TEXT BLOCK

++++++++++++++++++++

Friday, April 20, 2012

Tips for babysitters from a parent.

Parents the world over are desperate to find a good baby sitter, and our expectations are frighteningly low.  We are DESPERATE to get out of our house and socialize with other adults, so desperate we leave our precious children in the hands of naive, and sometimes frighteningly clueless teenage girls.

We have only been in the babysitting game for about three years, but in that short amount of time we've cycled through at least 10 babysitters and seen the good, the bad, and the ugly.  So in an attempt to educate the masses, preach to the choir, or at least get a few "AMEN!"s from my fellow moms, here are a few tips for babysitters.

1.  CALL ME if you have a question, even if it is not an emergency.  If you are not sure if what you are experiencing is worth calling about, CALL ME ANYWAY.  I promise, I do not want to rush home, nor do any of the parents I know, so if we can work it out with you on the phone, we will.  I will not think you are stupid or dumb or irresponsible for calling me.  The only dumb questions are the ones you don't ask.  You probably don't have children of your own, and if you do, you probably don't understand half of what's coming out of my 2 year old's mouth, so I promise to be understanding. 

2.  If it IS an emergency, keep trying to contact me until you reach me, even if it means using the phone number to the actual restaurant that I took the time to look up and leave for you in case of an emergency.  Do not send me a text, and assume if you don't hear back that everything is fine.  In fact, just don't ever send me a text. Ever. Because whatever activity led us to hire a baby sitter has very likely also led us to put our phones on vibrate, and while we will check our phone periodically, we probably don't have it sitting on the table.  So a phone call, which makes our phones vibrate 5-7 times, is superior to a text, which only makes them vibrate once.     

3.  Assume you are going to have to feed my children at some point. Bonus points if you can manage to feed them healthy food.  Also, if you are watching children during a meal time, please feed them that meal. Even though they may act like puppies, children are not animals that only get fed in the morning and at night.  Believe it or not, we feed them all 3 meal AND a morning and afternoon snack.  And if you are not sure of what (or when) to feed the kids, please ask me, not my kids.

++++++++++++++++++++

TASK INSTRUCTIONS
1. In the babysitting tips, how many babysitters does the parent say the family has gone through?
2. Continue the parent's babysitting tips from where they end.

RAW DATA
++++++++++++++++++++

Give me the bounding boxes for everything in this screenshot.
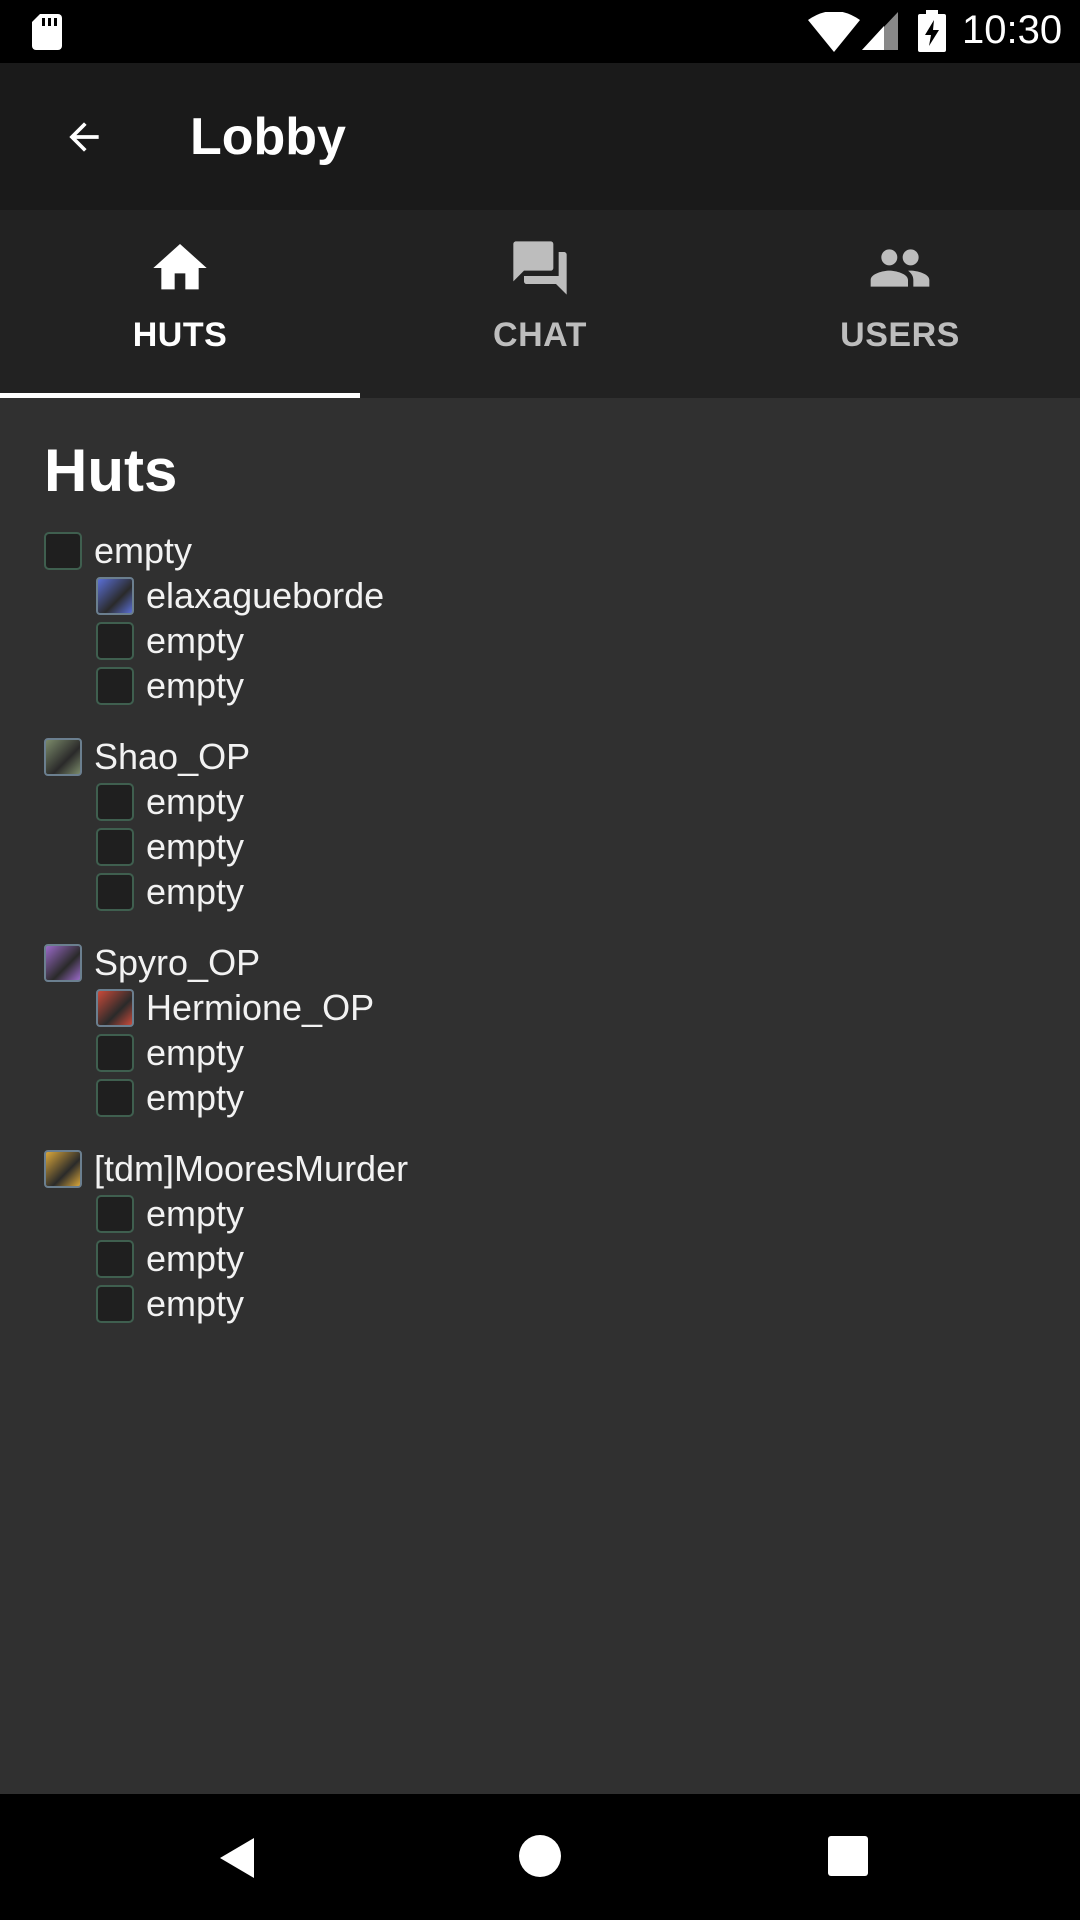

++++++++++++++++++++

SOLVED PROBLEMS
1. At least 10 babysitters.

2.
4. Spending more than 5 minutes with children means a mess will be made.  Please do your best to clean up this mess, particularly when spilled liquid is involved.    

5.  Only let children watch age appropriate material.  If you are unsure of what age appropriate is, please ask me, not my kids.  Or better yet, PLAY with the kids and don't turn the TV on at all.  

6.  Assume if you are watching young children past 8 or 9pm, that you will need to put them to bed.
Please put them in pj's and clean diapers before bed. If you are not sure of what else a bed time routine entails, please ask me, not the kids.   

7.  Do not let the children play with finger nail polish, finger nail polish remover, make up, sharp objects, food coloring, paint, markers, or anything else that will stain their clothes, mark the carpet, ruin my furniture, or cause them bodily harm. If you are not sure of what is ok to play with, and the GIANT playroom isn't providing you with any inspiration, please ask me, not the kids.

8.  I know that you raid the pantry and watch TV.  It's one of the perks of babysitting.  Just please do it after the kids are asleep.  I don't care if you eat my M&M's or watch South Park, but I kinda care if they do.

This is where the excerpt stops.